**AIM:** Identify the lines holding "Expenses" and copy them.

Dataset records on visual material:
-- -- --

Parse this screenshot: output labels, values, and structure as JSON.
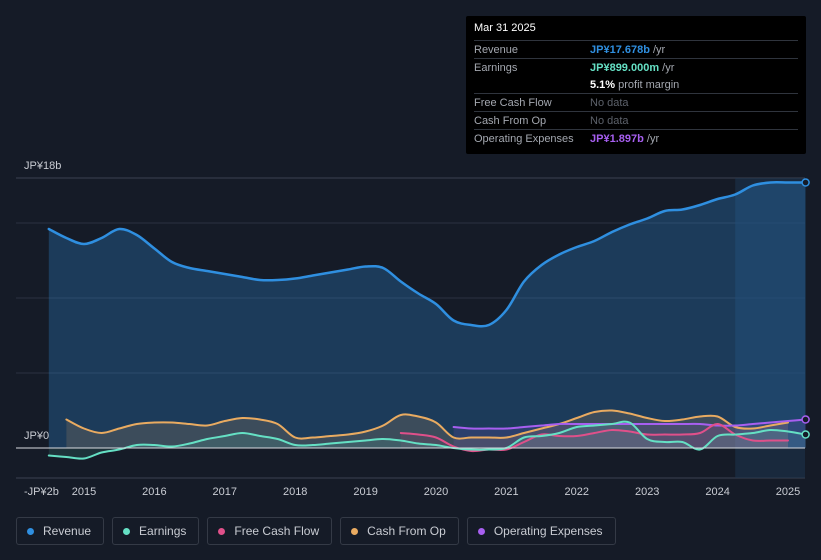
{
  "tooltip": {
    "date": "Mar 31 2025",
    "rows": [
      {
        "label": "Revenue",
        "value": "JP¥17.678b",
        "unit": " /yr",
        "color": "#2f8fe0"
      },
      {
        "label": "Earnings",
        "value": "JP¥899.000m",
        "unit": " /yr",
        "color": "#65e0c4"
      },
      {
        "label": "",
        "value": "5.1%",
        "unit": " profit margin",
        "color": "#ffffff"
      },
      {
        "label": "Free Cash Flow",
        "nodata": "No data"
      },
      {
        "label": "Cash From Op",
        "nodata": "No data"
      },
      {
        "label": "Operating Expenses",
        "value": "JP¥1.897b",
        "unit": " /yr",
        "color": "#a75ff0"
      }
    ]
  },
  "legend": [
    {
      "label": "Revenue",
      "color": "#2f8fe0"
    },
    {
      "label": "Earnings",
      "color": "#65e0c4"
    },
    {
      "label": "Free Cash Flow",
      "color": "#e0508a"
    },
    {
      "label": "Cash From Op",
      "color": "#e9ab61"
    },
    {
      "label": "Operating Expenses",
      "color": "#a75ff0"
    }
  ],
  "chart_data": {
    "type": "area",
    "y_unit": "JP¥ billions",
    "ylim": [
      -2,
      18
    ],
    "xlim": [
      2014.45,
      2025.25
    ],
    "y_tick_labels": [
      {
        "value": 18,
        "label": "JP¥18b"
      },
      {
        "value": 0,
        "label": "JP¥0"
      },
      {
        "value": -2,
        "label": "-JP¥2b"
      }
    ],
    "x_ticks": [
      2015,
      2016,
      2017,
      2018,
      2019,
      2020,
      2021,
      2022,
      2023,
      2024,
      2025
    ],
    "x_tick_labels": [
      "2015",
      "2016",
      "2017",
      "2018",
      "2019",
      "2020",
      "2021",
      "2022",
      "2023",
      "2024",
      "2025"
    ],
    "highlight_from": 2024.25,
    "series": [
      {
        "name": "Revenue",
        "color": "#2f8fe0",
        "x": [
          2014.5,
          2014.75,
          2015.0,
          2015.25,
          2015.5,
          2015.75,
          2016.0,
          2016.25,
          2016.5,
          2016.75,
          2017.0,
          2017.25,
          2017.5,
          2017.75,
          2018.0,
          2018.25,
          2018.5,
          2018.75,
          2019.0,
          2019.25,
          2019.5,
          2019.75,
          2020.0,
          2020.25,
          2020.5,
          2020.75,
          2021.0,
          2021.25,
          2021.5,
          2021.75,
          2022.0,
          2022.25,
          2022.5,
          2022.75,
          2023.0,
          2023.25,
          2023.5,
          2023.75,
          2024.0,
          2024.25,
          2024.5,
          2024.75,
          2025.0,
          2025.25
        ],
        "values": [
          14.6,
          14.0,
          13.6,
          14.0,
          14.6,
          14.2,
          13.3,
          12.4,
          12.0,
          11.8,
          11.6,
          11.4,
          11.2,
          11.2,
          11.3,
          11.5,
          11.7,
          11.9,
          12.1,
          12.0,
          11.1,
          10.3,
          9.6,
          8.5,
          8.2,
          8.2,
          9.2,
          11.1,
          12.2,
          12.9,
          13.4,
          13.8,
          14.4,
          14.9,
          15.3,
          15.8,
          15.9,
          16.2,
          16.6,
          16.9,
          17.5,
          17.7,
          17.7,
          17.7
        ]
      },
      {
        "name": "Earnings",
        "color": "#65e0c4",
        "x": [
          2014.5,
          2014.75,
          2015.0,
          2015.25,
          2015.5,
          2015.75,
          2016.0,
          2016.25,
          2016.5,
          2016.75,
          2017.0,
          2017.25,
          2017.5,
          2017.75,
          2018.0,
          2018.25,
          2018.5,
          2018.75,
          2019.0,
          2019.25,
          2019.5,
          2019.75,
          2020.0,
          2020.25,
          2020.5,
          2020.75,
          2021.0,
          2021.25,
          2021.5,
          2021.75,
          2022.0,
          2022.25,
          2022.5,
          2022.75,
          2023.0,
          2023.25,
          2023.5,
          2023.75,
          2024.0,
          2024.25,
          2024.5,
          2024.75,
          2025.0,
          2025.25
        ],
        "values": [
          -0.5,
          -0.6,
          -0.7,
          -0.3,
          -0.1,
          0.2,
          0.2,
          0.1,
          0.3,
          0.6,
          0.8,
          1.0,
          0.8,
          0.6,
          0.2,
          0.2,
          0.3,
          0.4,
          0.5,
          0.6,
          0.5,
          0.3,
          0.2,
          0.0,
          -0.1,
          -0.1,
          0.0,
          0.7,
          0.8,
          1.0,
          1.4,
          1.5,
          1.6,
          1.7,
          0.6,
          0.4,
          0.4,
          -0.1,
          0.8,
          0.9,
          1.0,
          1.2,
          1.1,
          0.9
        ]
      },
      {
        "name": "Free Cash Flow",
        "color": "#e0508a",
        "x": [
          2019.5,
          2019.75,
          2020.0,
          2020.25,
          2020.5,
          2020.75,
          2021.0,
          2021.25,
          2021.5,
          2021.75,
          2022.0,
          2022.25,
          2022.5,
          2022.75,
          2023.0,
          2023.25,
          2023.5,
          2023.75,
          2024.0,
          2024.25,
          2024.5,
          2024.75,
          2025.0
        ],
        "values": [
          1.0,
          0.9,
          0.7,
          0.1,
          -0.2,
          -0.1,
          -0.1,
          0.4,
          0.9,
          0.8,
          0.8,
          1.0,
          1.2,
          1.1,
          0.9,
          0.9,
          0.9,
          1.0,
          1.6,
          0.9,
          0.5,
          0.5,
          0.5
        ]
      },
      {
        "name": "Cash From Op",
        "color": "#e9ab61",
        "x": [
          2014.75,
          2015.0,
          2015.25,
          2015.5,
          2015.75,
          2016.0,
          2016.25,
          2016.5,
          2016.75,
          2017.0,
          2017.25,
          2017.5,
          2017.75,
          2018.0,
          2018.25,
          2018.5,
          2018.75,
          2019.0,
          2019.25,
          2019.5,
          2019.75,
          2020.0,
          2020.25,
          2020.5,
          2020.75,
          2021.0,
          2021.25,
          2021.5,
          2021.75,
          2022.0,
          2022.25,
          2022.5,
          2022.75,
          2023.0,
          2023.25,
          2023.5,
          2023.75,
          2024.0,
          2024.25,
          2024.5,
          2024.75,
          2025.0
        ],
        "values": [
          1.9,
          1.3,
          1.0,
          1.3,
          1.6,
          1.7,
          1.7,
          1.6,
          1.5,
          1.8,
          2.0,
          1.9,
          1.6,
          0.7,
          0.7,
          0.8,
          0.9,
          1.1,
          1.5,
          2.2,
          2.1,
          1.7,
          0.7,
          0.7,
          0.7,
          0.7,
          1.0,
          1.3,
          1.6,
          2.0,
          2.4,
          2.5,
          2.3,
          2.0,
          1.8,
          1.9,
          2.1,
          2.1,
          1.4,
          1.3,
          1.5,
          1.7
        ]
      },
      {
        "name": "Operating Expenses",
        "color": "#a75ff0",
        "x": [
          2020.25,
          2020.5,
          2020.75,
          2021.0,
          2021.25,
          2021.5,
          2021.75,
          2022.0,
          2022.25,
          2022.5,
          2022.75,
          2023.0,
          2023.25,
          2023.5,
          2023.75,
          2024.0,
          2024.25,
          2024.5,
          2024.75,
          2025.0,
          2025.25
        ],
        "values": [
          1.4,
          1.3,
          1.3,
          1.3,
          1.4,
          1.5,
          1.6,
          1.6,
          1.6,
          1.6,
          1.6,
          1.6,
          1.6,
          1.6,
          1.6,
          1.5,
          1.5,
          1.6,
          1.7,
          1.8,
          1.9
        ]
      }
    ]
  }
}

-- -- --

**COMPLETE ANSWER:**
        "label": "Operating Expenses",
      "label": "Operating Expenses",
        "name": "Operating Expenses",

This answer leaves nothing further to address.